-- Aim of the exercise --
Retype the records below word for word and omit any image.

--- Begin ---

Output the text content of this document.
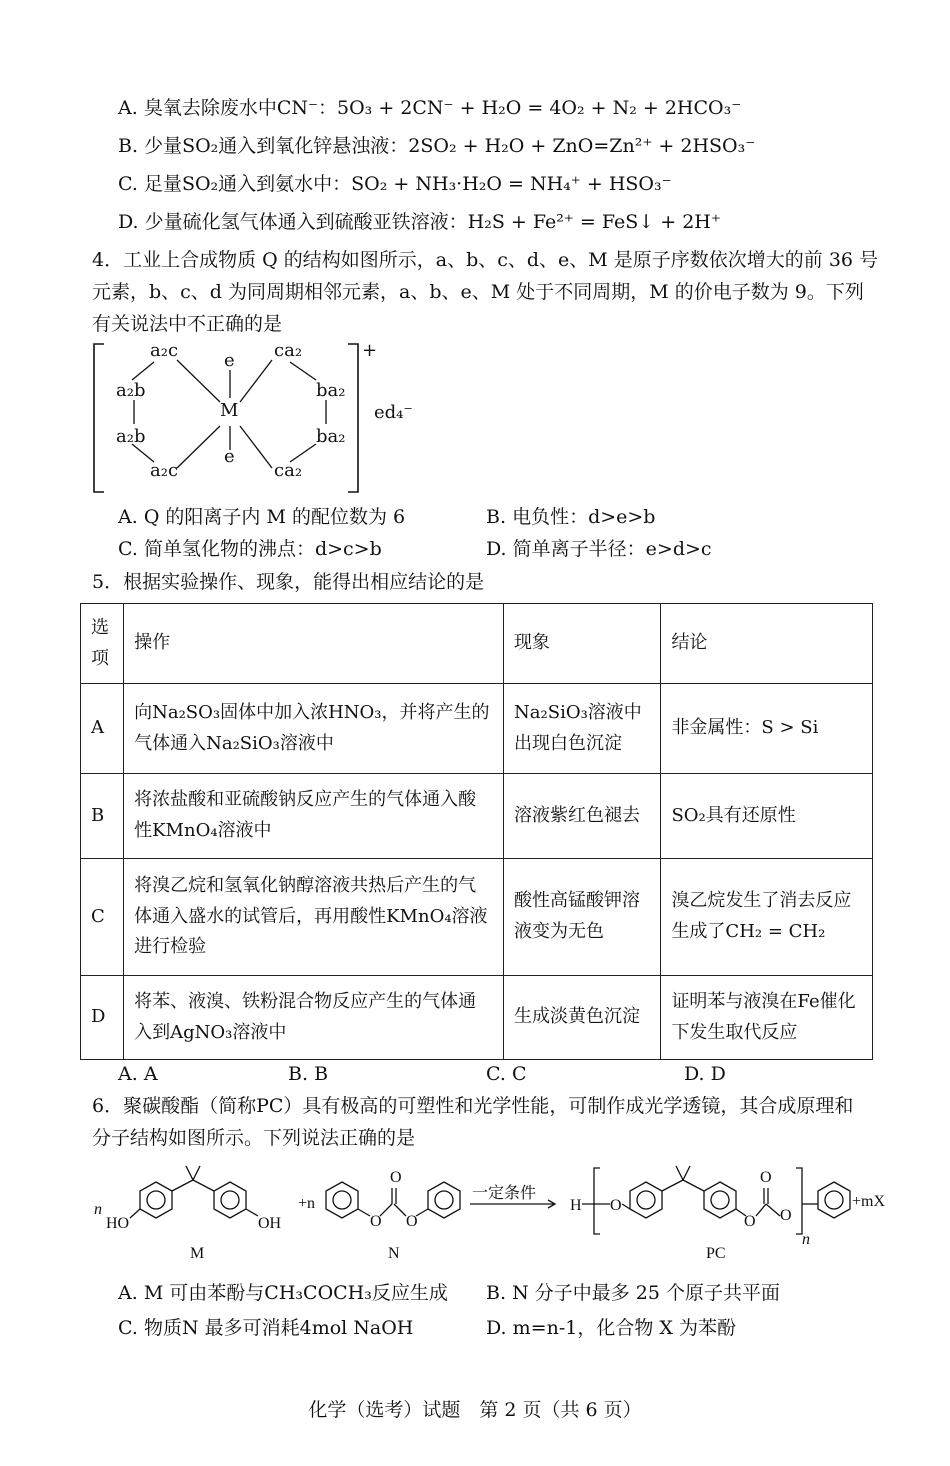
A. 臭氧去除废水中CN⁻：5O₃ + 2CN⁻ + H₂O = 4O₂ + N₂ + 2HCO₃⁻
B. 少量SO₂通入到氧化锌悬浊液：2SO₂ + H₂O + ZnO=Zn²⁺ + 2HSO₃⁻
C. 足量SO₂通入到氨水中：SO₂ + NH₃·H₂O = NH₄⁺ + HSO₃⁻
D. 少量硫化氢气体通入到硫酸亚铁溶液：H₂S + Fe²⁺ = FeS↓ + 2H⁺
4．工业上合成物质 Q 的结构如图所示，a、b、c、d、e、M 是原子序数依次增大的前 36 号
元素，b、c、d 为同周期相邻元素，a、b、e、M 处于不同周期，M 的价电子数为 9。下列
有关说法中不正确的是
a₂c
a₂b
a₂b
a₂c
e
M
e
ca₂
ba₂
ba₂
ca₂
+
ed₄⁻
A. Q 的阳离子内 M 的配位数为 6	B. 电负性：d>e>b
C. 简单氢化物的沸点：d>c>b	D. 简单离子半径：e>d>c
5．根据实验操作、现象，能得出相应结论的是
选项	操作	现象	结论
A	向Na₂SO₃固体中加入浓HNO₃，并将产生的气体通入Na₂SiO₃溶液中	Na₂SiO₃溶液中出现白色沉淀	非金属性：S > Si
B	将浓盐酸和亚硫酸钠反应产生的气体通入酸性KMnO₄溶液中	溶液紫红色褪去	SO₂具有还原性
C	将溴乙烷和氢氧化钠醇溶液共热后产生的气体通入盛水的试管后，再用酸性KMnO₄溶液进行检验	酸性高锰酸钾溶液变为无色	溴乙烷发生了消去反应生成了CH₂ = CH₂
D	将苯、液溴、铁粉混合物反应产生的气体通入到AgNO₃溶液中	生成淡黄色沉淀	证明苯与液溴在Fe催化下发生取代反应
A. A	B. B	C. C	D. D
6．聚碳酸酯（简称PC）具有极高的可塑性和光学性能，可制作成光学透镜，其合成原理和
分子结构如图所示。下列说法正确的是
n
HO	OH
+n
O
O O
一定条件
H O
O
O
O
n
+mX
M	N	PC
A. M 可由苯酚与CH₃COCH₃反应生成 B. N 分子中最多 25 个原子共平面
C. 物质N 最多可消耗4mol NaOH	D. m=n-1，化合物 X 为苯酚
化学（选考）试题　第 2 页（共 6 页）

--- End ---

-- Correct answer --
Output the text content of this document.
A. 臭氧去除废水中CN⁻：5O₃ + 2CN⁻ + H₂O = 4O₂ + N₂ + 2HCO₃⁻
B. 少量SO₂通入到氧化锌悬浊液：2SO₂ + H₂O + ZnO=Zn²⁺ + 2HSO₃⁻
C. 足量SO₂通入到氨水中：SO₂ + NH₃·H₂O = NH₄⁺ + HSO₃⁻
D. 少量硫化氢气体通入到硫酸亚铁溶液：H₂S + Fe²⁺ = FeS↓ + 2H⁺
4．工业上合成物质 Q 的结构如图所示，a、b、c、d、e、M 是原子序数依次增大的前 36 号
元素，b、c、d 为同周期相邻元素，a、b、e、M 处于不同周期，M 的价电子数为 9。下列
有关说法中不正确的是
a₂c
a₂b
a₂b
a₂c
e
M
e
ca₂
ba₂
ba₂
ca₂
+
ed₄⁻
A. Q 的阳离子内 M 的配位数为 6	B. 电负性：d>e>b
C. 简单氢化物的沸点：d>c>b	D. 简单离子半径：e>d>c
5．根据实验操作、现象，能得出相应结论的是
选项	操作	现象	结论
A	向Na₂SO₃固体中加入浓HNO₃，并将产生的气体通入Na₂SiO₃溶液中	Na₂SiO₃溶液中出现白色沉淀	非金属性：S > Si
B	将浓盐酸和亚硫酸钠反应产生的气体通入酸性KMnO₄溶液中	溶液紫红色褪去	SO₂具有还原性
C	将溴乙烷和氢氧化钠醇溶液共热后产生的气体通入盛水的试管后，再用酸性KMnO₄溶液进行检验	酸性高锰酸钾溶液变为无色	溴乙烷发生了消去反应生成了CH₂ = CH₂
D	将苯、液溴、铁粉混合物反应产生的气体通入到AgNO₃溶液中	生成淡黄色沉淀	证明苯与液溴在Fe催化下发生取代反应
A. A	B. B	C. C	D. D
6．聚碳酸酯（简称PC）具有极高的可塑性和光学性能，可制作成光学透镜，其合成原理和
分子结构如图所示。下列说法正确的是
n
HO	OH
+n
O
O O
一定条件
H O
O
O
O
n
+mX
M	N	PC
A. M 可由苯酚与CH₃COCH₃反应生成 B. N 分子中最多 25 个原子共平面
C. 物质N 最多可消耗4mol NaOH	D. m=n-1，化合物 X 为苯酚
化学（选考）试题　第 2 页（共 6 页）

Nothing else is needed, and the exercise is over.